**Stated problem**: Every record must appear in your copy exactly as written, with no pictures.

===============

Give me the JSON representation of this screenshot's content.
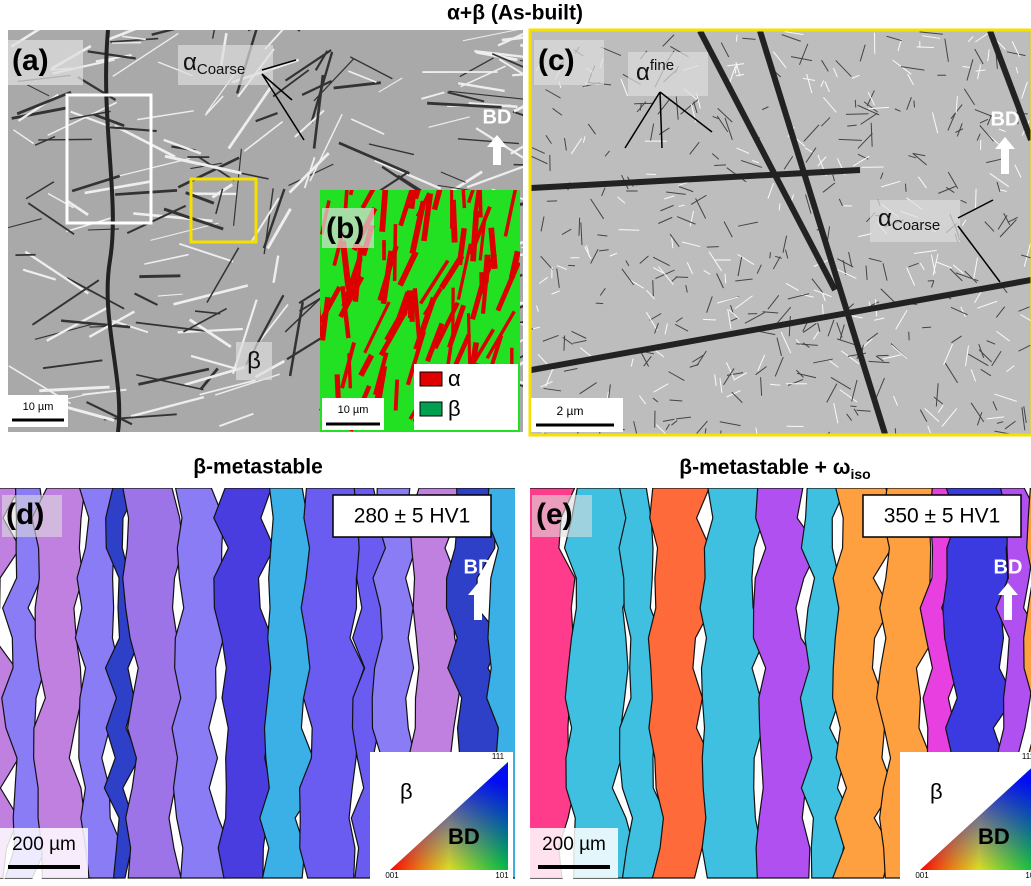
{
  "figure": {
    "title": "α+β (As-built)",
    "panel_a": {
      "label": "(a)",
      "annotation": {
        "symbol": "α",
        "sub": "Coarse"
      },
      "bd": "BD",
      "phase": "β",
      "scale_bar": "10 µm"
    },
    "panel_b": {
      "label": "(b)",
      "scale_bar": "10 µm",
      "legend": [
        {
          "name": "α",
          "color": "#e00000"
        },
        {
          "name": "β",
          "color": "#00a050"
        }
      ]
    },
    "panel_c": {
      "label": "(c)",
      "annotations": [
        {
          "symbol": "α",
          "sub": "fine"
        },
        {
          "symbol": "α",
          "sub": "Coarse"
        }
      ],
      "bd": "BD",
      "scale_bar": "2 µm"
    },
    "panel_d": {
      "heading": "β-metastable",
      "label": "(d)",
      "hardness": "280 ±  5 HV1",
      "bd": "BD",
      "scale_bar": "200 µm",
      "ipf": {
        "phase": "β",
        "direction": "BD",
        "corners": [
          "111",
          "001",
          "101"
        ]
      }
    },
    "panel_e": {
      "heading": {
        "main": "β-metastable + ω",
        "sub": "iso"
      },
      "label": "(e)",
      "hardness": "350 ± 5 HV1",
      "bd": "BD",
      "scale_bar": "200 µm",
      "ipf": {
        "phase": "β",
        "direction": "BD",
        "corners": [
          "111",
          "001",
          "101"
        ]
      }
    }
  }
}
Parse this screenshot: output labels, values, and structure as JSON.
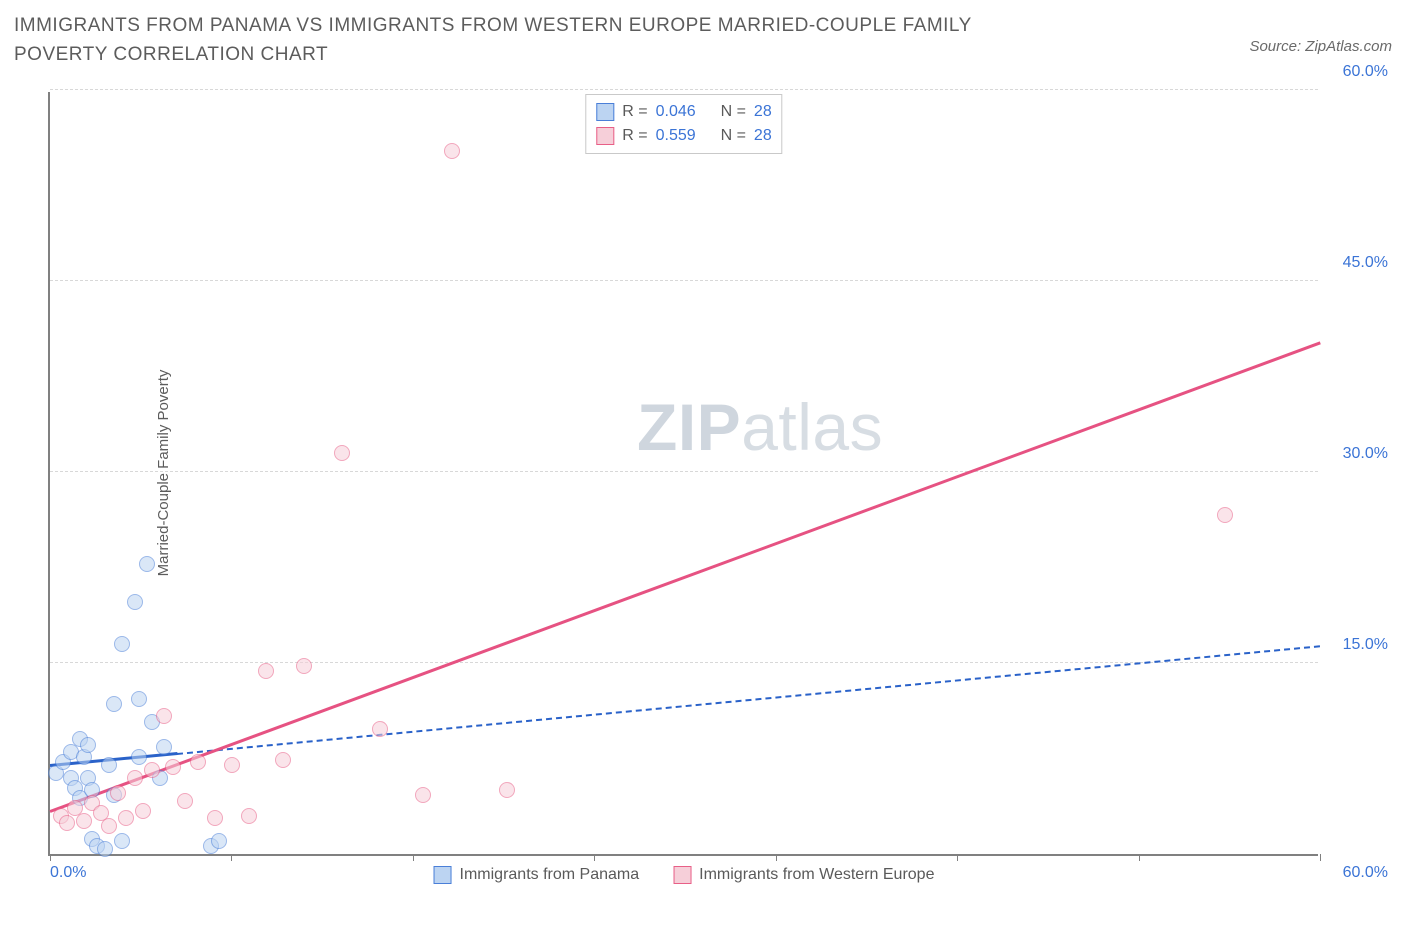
{
  "chart": {
    "type": "scatter",
    "title": "IMMIGRANTS FROM PANAMA VS IMMIGRANTS FROM WESTERN EUROPE MARRIED-COUPLE FAMILY POVERTY CORRELATION CHART",
    "source_label": "Source: ZipAtlas.com",
    "ylabel": "Married-Couple Family Poverty",
    "watermark": {
      "bold": "ZIP",
      "light": "atlas"
    },
    "xlim": [
      0,
      60
    ],
    "ylim": [
      0,
      60
    ],
    "y_ticks": [
      15,
      30,
      45,
      60
    ],
    "y_tick_labels": [
      "15.0%",
      "30.0%",
      "45.0%",
      "60.0%"
    ],
    "x_ticks": [
      0,
      8.57,
      17.14,
      25.71,
      34.29,
      42.86,
      51.43,
      60
    ],
    "x_start_label": "0.0%",
    "x_end_label": "60.0%",
    "grid_color": "#d8d8d8",
    "axis_color": "#808080",
    "background_color": "#ffffff",
    "point_radius": 8,
    "point_opacity": 0.55,
    "series": [
      {
        "name": "Immigrants from Panama",
        "color_fill": "#bcd4f2",
        "color_stroke": "#4a7fd8",
        "R": "0.046",
        "N": "28",
        "trend": {
          "x1": 0,
          "y1": 6.8,
          "x2": 60,
          "y2": 16.2,
          "style": "dashed",
          "solid_until_x": 6,
          "color": "#2a62c9"
        },
        "points": [
          [
            0.3,
            6.4
          ],
          [
            0.6,
            7.2
          ],
          [
            1.0,
            8.0
          ],
          [
            1.0,
            6.0
          ],
          [
            1.2,
            5.2
          ],
          [
            1.4,
            4.4
          ],
          [
            1.4,
            9.0
          ],
          [
            1.6,
            7.6
          ],
          [
            1.8,
            6.0
          ],
          [
            1.8,
            8.6
          ],
          [
            2.0,
            5.0
          ],
          [
            2.0,
            1.2
          ],
          [
            2.2,
            0.6
          ],
          [
            2.6,
            0.4
          ],
          [
            2.8,
            7.0
          ],
          [
            3.0,
            4.6
          ],
          [
            3.0,
            11.8
          ],
          [
            3.4,
            16.5
          ],
          [
            3.4,
            1.0
          ],
          [
            4.0,
            19.8
          ],
          [
            4.2,
            12.2
          ],
          [
            4.2,
            7.6
          ],
          [
            4.6,
            22.8
          ],
          [
            4.8,
            10.4
          ],
          [
            5.2,
            6.0
          ],
          [
            5.4,
            8.4
          ],
          [
            7.6,
            0.6
          ],
          [
            8.0,
            1.0
          ]
        ]
      },
      {
        "name": "Immigrants from Western Europe",
        "color_fill": "#f6cfd9",
        "color_stroke": "#e85f87",
        "R": "0.559",
        "N": "28",
        "trend": {
          "x1": 0,
          "y1": 3.2,
          "x2": 60,
          "y2": 40.0,
          "style": "solid",
          "color": "#e65282"
        },
        "points": [
          [
            0.5,
            3.0
          ],
          [
            0.8,
            2.4
          ],
          [
            1.2,
            3.6
          ],
          [
            1.6,
            2.6
          ],
          [
            2.0,
            4.0
          ],
          [
            2.4,
            3.2
          ],
          [
            2.8,
            2.2
          ],
          [
            3.2,
            4.8
          ],
          [
            3.6,
            2.8
          ],
          [
            4.0,
            6.0
          ],
          [
            4.4,
            3.4
          ],
          [
            4.8,
            6.6
          ],
          [
            5.4,
            10.8
          ],
          [
            5.8,
            6.8
          ],
          [
            6.4,
            4.2
          ],
          [
            7.0,
            7.2
          ],
          [
            7.8,
            2.8
          ],
          [
            8.6,
            7.0
          ],
          [
            9.4,
            3.0
          ],
          [
            10.2,
            14.4
          ],
          [
            11.0,
            7.4
          ],
          [
            12.0,
            14.8
          ],
          [
            13.8,
            31.5
          ],
          [
            15.6,
            9.8
          ],
          [
            17.6,
            4.6
          ],
          [
            19.0,
            55.2
          ],
          [
            21.6,
            5.0
          ],
          [
            55.5,
            26.6
          ]
        ]
      }
    ]
  }
}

===============

**Task solution**:
Give me the JSON representation of this screenshot's content.
{
  "figure": {
    "title": "α+β (As-built)",
    "panel_a": {
      "label": "(a)",
      "annotation": {
        "symbol": "α",
        "sub": "Coarse"
      },
      "bd": "BD",
      "phase": "β",
      "scale_bar": "10 µm"
    },
    "panel_b": {
      "label": "(b)",
      "scale_bar": "10 µm",
      "legend": [
        {
          "name": "α",
          "color": "#e00000"
        },
        {
          "name": "β",
          "color": "#00a050"
        }
      ]
    },
    "panel_c": {
      "label": "(c)",
      "annotations": [
        {
          "symbol": "α",
          "sub": "fine"
        },
        {
          "symbol": "α",
          "sub": "Coarse"
        }
      ],
      "bd": "BD",
      "scale_bar": "2 µm"
    },
    "panel_d": {
      "heading": "β-metastable",
      "label": "(d)",
      "hardness": "280 ±  5 HV1",
      "bd": "BD",
      "scale_bar": "200 µm",
      "ipf": {
        "phase": "β",
        "direction": "BD",
        "corners": [
          "111",
          "001",
          "101"
        ]
      }
    },
    "panel_e": {
      "heading": {
        "main": "β-metastable + ω",
        "sub": "iso"
      },
      "label": "(e)",
      "hardness": "350 ± 5 HV1",
      "bd": "BD",
      "scale_bar": "200 µm",
      "ipf": {
        "phase": "β",
        "direction": "BD",
        "corners": [
          "111",
          "001",
          "101"
        ]
      }
    }
  }
}
Parse this screenshot: output labels, values, and structure as JSON.
{
  "chart": {
    "type": "scatter",
    "title": "IMMIGRANTS FROM PANAMA VS IMMIGRANTS FROM WESTERN EUROPE MARRIED-COUPLE FAMILY POVERTY CORRELATION CHART",
    "source_label": "Source: ZipAtlas.com",
    "ylabel": "Married-Couple Family Poverty",
    "watermark": {
      "bold": "ZIP",
      "light": "atlas"
    },
    "xlim": [
      0,
      60
    ],
    "ylim": [
      0,
      60
    ],
    "y_ticks": [
      15,
      30,
      45,
      60
    ],
    "y_tick_labels": [
      "15.0%",
      "30.0%",
      "45.0%",
      "60.0%"
    ],
    "x_ticks": [
      0,
      8.57,
      17.14,
      25.71,
      34.29,
      42.86,
      51.43,
      60
    ],
    "x_start_label": "0.0%",
    "x_end_label": "60.0%",
    "grid_color": "#d8d8d8",
    "axis_color": "#808080",
    "background_color": "#ffffff",
    "point_radius": 8,
    "point_opacity": 0.55,
    "series": [
      {
        "name": "Immigrants from Panama",
        "color_fill": "#bcd4f2",
        "color_stroke": "#4a7fd8",
        "R": "0.046",
        "N": "28",
        "trend": {
          "x1": 0,
          "y1": 6.8,
          "x2": 60,
          "y2": 16.2,
          "style": "dashed",
          "solid_until_x": 6,
          "color": "#2a62c9"
        },
        "points": [
          [
            0.3,
            6.4
          ],
          [
            0.6,
            7.2
          ],
          [
            1.0,
            8.0
          ],
          [
            1.0,
            6.0
          ],
          [
            1.2,
            5.2
          ],
          [
            1.4,
            4.4
          ],
          [
            1.4,
            9.0
          ],
          [
            1.6,
            7.6
          ],
          [
            1.8,
            6.0
          ],
          [
            1.8,
            8.6
          ],
          [
            2.0,
            5.0
          ],
          [
            2.0,
            1.2
          ],
          [
            2.2,
            0.6
          ],
          [
            2.6,
            0.4
          ],
          [
            2.8,
            7.0
          ],
          [
            3.0,
            4.6
          ],
          [
            3.0,
            11.8
          ],
          [
            3.4,
            16.5
          ],
          [
            3.4,
            1.0
          ],
          [
            4.0,
            19.8
          ],
          [
            4.2,
            12.2
          ],
          [
            4.2,
            7.6
          ],
          [
            4.6,
            22.8
          ],
          [
            4.8,
            10.4
          ],
          [
            5.2,
            6.0
          ],
          [
            5.4,
            8.4
          ],
          [
            7.6,
            0.6
          ],
          [
            8.0,
            1.0
          ]
        ]
      },
      {
        "name": "Immigrants from Western Europe",
        "color_fill": "#f6cfd9",
        "color_stroke": "#e85f87",
        "R": "0.559",
        "N": "28",
        "trend": {
          "x1": 0,
          "y1": 3.2,
          "x2": 60,
          "y2": 40.0,
          "style": "solid",
          "color": "#e65282"
        },
        "points": [
          [
            0.5,
            3.0
          ],
          [
            0.8,
            2.4
          ],
          [
            1.2,
            3.6
          ],
          [
            1.6,
            2.6
          ],
          [
            2.0,
            4.0
          ],
          [
            2.4,
            3.2
          ],
          [
            2.8,
            2.2
          ],
          [
            3.2,
            4.8
          ],
          [
            3.6,
            2.8
          ],
          [
            4.0,
            6.0
          ],
          [
            4.4,
            3.4
          ],
          [
            4.8,
            6.6
          ],
          [
            5.4,
            10.8
          ],
          [
            5.8,
            6.8
          ],
          [
            6.4,
            4.2
          ],
          [
            7.0,
            7.2
          ],
          [
            7.8,
            2.8
          ],
          [
            8.6,
            7.0
          ],
          [
            9.4,
            3.0
          ],
          [
            10.2,
            14.4
          ],
          [
            11.0,
            7.4
          ],
          [
            12.0,
            14.8
          ],
          [
            13.8,
            31.5
          ],
          [
            15.6,
            9.8
          ],
          [
            17.6,
            4.6
          ],
          [
            19.0,
            55.2
          ],
          [
            21.6,
            5.0
          ],
          [
            55.5,
            26.6
          ]
        ]
      }
    ]
  }
}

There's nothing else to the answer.